WHAT YOU SHOULD DO ▸
Return each line that holds the word "into".

TASK MATERIAL ▸

_ _ _

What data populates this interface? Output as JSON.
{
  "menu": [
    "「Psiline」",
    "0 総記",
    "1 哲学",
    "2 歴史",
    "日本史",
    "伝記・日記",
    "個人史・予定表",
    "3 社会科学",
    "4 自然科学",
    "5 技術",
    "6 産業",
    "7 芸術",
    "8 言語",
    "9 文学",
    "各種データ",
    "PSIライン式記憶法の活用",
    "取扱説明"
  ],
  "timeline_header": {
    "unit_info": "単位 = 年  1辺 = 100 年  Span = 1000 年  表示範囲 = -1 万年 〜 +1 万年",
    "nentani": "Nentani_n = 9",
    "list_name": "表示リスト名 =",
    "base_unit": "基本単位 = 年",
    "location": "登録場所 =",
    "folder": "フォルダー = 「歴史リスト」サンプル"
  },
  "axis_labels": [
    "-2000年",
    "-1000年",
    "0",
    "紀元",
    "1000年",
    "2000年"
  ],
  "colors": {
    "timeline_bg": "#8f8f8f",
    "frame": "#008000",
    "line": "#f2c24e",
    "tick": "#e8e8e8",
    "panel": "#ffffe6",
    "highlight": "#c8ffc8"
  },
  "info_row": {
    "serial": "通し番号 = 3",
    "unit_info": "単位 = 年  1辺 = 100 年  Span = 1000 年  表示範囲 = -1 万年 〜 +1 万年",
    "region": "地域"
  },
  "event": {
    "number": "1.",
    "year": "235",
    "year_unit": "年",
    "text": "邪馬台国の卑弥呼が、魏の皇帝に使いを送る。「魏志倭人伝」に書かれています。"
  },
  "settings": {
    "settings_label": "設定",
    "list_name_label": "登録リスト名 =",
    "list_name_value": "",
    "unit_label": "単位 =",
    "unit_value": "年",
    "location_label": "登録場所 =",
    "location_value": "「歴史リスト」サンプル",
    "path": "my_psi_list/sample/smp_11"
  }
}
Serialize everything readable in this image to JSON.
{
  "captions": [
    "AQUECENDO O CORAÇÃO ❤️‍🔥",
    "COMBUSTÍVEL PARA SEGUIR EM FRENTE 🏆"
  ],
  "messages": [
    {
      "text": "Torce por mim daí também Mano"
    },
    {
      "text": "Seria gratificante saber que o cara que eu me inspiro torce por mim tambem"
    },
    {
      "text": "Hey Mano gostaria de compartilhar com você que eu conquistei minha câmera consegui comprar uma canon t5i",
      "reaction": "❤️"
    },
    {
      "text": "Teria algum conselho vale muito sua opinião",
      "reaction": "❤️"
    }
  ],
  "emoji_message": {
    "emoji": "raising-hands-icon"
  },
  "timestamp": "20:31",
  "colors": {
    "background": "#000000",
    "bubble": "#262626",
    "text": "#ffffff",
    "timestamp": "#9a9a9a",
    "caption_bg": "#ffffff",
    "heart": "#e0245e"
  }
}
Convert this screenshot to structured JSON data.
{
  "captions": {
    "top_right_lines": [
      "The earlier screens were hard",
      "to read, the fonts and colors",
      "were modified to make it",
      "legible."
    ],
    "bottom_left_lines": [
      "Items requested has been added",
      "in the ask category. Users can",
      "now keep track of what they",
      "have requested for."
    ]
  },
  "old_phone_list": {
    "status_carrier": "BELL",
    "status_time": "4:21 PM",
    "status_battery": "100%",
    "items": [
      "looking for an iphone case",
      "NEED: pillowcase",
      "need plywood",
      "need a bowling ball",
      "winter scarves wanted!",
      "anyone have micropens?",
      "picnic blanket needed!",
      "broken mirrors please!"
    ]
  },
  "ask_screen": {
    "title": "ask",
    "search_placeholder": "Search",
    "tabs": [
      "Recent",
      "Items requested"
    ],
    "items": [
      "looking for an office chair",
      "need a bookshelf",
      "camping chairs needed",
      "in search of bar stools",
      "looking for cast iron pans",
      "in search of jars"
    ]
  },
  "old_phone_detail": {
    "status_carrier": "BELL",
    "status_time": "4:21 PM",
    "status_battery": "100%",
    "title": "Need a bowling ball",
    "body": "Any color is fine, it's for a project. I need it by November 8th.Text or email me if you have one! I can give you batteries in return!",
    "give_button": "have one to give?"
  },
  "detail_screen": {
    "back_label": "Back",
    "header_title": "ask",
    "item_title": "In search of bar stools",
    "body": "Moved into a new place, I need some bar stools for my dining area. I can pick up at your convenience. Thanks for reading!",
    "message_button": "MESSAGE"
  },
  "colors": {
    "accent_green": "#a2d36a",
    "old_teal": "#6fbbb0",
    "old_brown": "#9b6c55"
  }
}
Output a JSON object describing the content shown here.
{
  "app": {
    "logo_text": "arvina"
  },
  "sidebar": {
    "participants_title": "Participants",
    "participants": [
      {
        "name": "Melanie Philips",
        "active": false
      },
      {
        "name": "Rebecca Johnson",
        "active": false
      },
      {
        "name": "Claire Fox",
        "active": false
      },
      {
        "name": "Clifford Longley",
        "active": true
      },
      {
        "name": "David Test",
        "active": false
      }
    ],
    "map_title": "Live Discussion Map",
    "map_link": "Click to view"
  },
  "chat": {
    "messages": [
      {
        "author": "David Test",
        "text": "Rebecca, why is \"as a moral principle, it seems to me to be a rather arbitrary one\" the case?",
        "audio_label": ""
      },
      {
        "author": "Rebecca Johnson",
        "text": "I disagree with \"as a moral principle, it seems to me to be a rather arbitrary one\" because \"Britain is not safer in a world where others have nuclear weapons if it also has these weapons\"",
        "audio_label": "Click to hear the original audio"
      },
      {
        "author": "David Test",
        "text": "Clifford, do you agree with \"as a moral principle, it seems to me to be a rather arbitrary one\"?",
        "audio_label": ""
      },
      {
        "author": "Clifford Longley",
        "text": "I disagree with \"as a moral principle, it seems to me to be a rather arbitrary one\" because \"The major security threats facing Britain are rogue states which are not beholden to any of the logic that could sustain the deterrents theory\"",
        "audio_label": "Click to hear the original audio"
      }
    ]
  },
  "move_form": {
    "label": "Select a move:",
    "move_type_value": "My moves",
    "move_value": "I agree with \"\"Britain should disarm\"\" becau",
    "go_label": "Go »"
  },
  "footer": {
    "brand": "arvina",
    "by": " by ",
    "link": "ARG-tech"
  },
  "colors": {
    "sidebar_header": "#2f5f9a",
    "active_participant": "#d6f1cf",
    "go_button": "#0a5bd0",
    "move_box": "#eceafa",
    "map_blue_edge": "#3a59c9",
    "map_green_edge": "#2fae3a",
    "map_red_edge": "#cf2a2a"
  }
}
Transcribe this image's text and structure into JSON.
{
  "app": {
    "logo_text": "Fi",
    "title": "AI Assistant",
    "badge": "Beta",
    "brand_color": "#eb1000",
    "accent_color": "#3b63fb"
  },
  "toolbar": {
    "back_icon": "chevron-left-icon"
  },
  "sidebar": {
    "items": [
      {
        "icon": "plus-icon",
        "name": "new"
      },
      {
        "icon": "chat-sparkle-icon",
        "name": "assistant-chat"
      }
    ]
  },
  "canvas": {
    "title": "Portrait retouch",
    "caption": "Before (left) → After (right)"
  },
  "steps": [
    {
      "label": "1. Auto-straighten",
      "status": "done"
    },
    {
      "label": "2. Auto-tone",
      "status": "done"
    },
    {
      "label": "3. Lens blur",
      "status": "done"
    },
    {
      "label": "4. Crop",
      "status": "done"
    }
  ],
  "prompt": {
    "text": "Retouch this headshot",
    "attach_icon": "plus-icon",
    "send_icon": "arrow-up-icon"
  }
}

_ _ _

SOLVED EXERCISE ▸
    "body": "Moved into a new place, I need some bar stools for my dining area. I can pick up at your convenience. Thanks for reading!",
Transcribe this image's text and structure into JSON.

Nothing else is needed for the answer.